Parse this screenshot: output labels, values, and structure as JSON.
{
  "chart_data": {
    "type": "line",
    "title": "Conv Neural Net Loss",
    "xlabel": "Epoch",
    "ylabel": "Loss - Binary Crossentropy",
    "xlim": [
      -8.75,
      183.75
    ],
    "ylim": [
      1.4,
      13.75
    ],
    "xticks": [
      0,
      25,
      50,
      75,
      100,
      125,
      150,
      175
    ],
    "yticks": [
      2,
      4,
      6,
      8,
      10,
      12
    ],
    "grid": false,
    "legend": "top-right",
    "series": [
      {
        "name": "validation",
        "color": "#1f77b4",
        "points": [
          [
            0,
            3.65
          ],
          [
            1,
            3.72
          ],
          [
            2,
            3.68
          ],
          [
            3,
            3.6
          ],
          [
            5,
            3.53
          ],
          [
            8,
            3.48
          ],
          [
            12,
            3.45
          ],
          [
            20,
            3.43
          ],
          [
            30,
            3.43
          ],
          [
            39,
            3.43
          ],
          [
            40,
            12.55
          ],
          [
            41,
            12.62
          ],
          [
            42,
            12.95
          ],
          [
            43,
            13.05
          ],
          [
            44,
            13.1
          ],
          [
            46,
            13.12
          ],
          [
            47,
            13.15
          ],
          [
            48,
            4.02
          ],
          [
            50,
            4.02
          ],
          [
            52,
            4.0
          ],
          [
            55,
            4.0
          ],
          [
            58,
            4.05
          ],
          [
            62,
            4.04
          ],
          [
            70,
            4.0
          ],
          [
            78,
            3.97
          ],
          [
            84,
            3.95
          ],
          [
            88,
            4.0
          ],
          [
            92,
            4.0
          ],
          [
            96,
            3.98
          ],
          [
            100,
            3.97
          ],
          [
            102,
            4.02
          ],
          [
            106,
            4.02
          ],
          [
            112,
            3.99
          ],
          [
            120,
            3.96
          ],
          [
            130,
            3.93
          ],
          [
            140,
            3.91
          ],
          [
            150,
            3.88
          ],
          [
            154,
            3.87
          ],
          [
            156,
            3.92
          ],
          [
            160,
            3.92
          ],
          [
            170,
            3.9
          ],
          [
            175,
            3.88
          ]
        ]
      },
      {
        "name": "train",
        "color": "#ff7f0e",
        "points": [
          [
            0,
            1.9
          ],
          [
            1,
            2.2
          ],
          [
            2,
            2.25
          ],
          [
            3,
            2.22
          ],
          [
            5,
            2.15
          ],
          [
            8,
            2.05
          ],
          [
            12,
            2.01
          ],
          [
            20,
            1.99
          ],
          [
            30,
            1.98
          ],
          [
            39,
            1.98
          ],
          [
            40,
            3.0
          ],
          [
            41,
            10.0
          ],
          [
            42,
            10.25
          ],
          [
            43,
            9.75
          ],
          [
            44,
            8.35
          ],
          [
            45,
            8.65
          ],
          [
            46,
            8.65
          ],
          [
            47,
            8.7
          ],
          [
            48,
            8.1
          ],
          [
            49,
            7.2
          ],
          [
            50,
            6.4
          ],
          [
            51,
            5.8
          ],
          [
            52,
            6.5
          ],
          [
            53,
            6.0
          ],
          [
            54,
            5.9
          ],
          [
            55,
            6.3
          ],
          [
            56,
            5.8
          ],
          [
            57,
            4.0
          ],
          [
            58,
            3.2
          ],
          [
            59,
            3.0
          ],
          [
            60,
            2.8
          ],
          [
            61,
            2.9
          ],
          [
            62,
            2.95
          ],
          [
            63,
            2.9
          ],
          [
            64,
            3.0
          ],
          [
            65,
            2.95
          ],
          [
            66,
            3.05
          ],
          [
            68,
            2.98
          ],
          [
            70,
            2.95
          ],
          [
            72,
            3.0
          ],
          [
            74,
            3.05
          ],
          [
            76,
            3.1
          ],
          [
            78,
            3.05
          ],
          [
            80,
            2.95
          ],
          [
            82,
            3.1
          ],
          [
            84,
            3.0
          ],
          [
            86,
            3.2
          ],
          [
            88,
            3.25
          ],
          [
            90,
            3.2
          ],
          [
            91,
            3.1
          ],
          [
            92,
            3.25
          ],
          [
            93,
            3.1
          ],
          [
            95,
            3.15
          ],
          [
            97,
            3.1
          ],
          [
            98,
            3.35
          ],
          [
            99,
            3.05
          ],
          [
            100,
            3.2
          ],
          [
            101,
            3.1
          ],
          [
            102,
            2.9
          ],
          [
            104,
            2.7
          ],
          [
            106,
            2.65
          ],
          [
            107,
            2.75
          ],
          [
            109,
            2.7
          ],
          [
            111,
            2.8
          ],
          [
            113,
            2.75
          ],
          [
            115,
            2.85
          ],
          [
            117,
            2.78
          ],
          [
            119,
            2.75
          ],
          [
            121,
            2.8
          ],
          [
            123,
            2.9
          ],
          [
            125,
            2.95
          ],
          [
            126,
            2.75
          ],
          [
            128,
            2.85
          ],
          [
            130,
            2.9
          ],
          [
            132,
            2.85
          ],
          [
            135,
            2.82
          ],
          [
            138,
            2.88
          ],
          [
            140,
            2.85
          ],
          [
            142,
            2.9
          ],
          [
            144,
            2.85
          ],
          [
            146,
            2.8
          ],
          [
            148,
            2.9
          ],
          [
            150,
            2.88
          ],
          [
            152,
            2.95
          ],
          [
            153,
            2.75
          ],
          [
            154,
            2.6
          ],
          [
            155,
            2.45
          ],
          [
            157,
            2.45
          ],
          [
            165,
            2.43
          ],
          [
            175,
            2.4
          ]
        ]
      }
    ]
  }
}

Direction — Look through the material and copy each line that has "Loss".

In response —
    "title": "Conv Neural Net Loss",
    "ylabel": "Loss - Binary Crossentropy",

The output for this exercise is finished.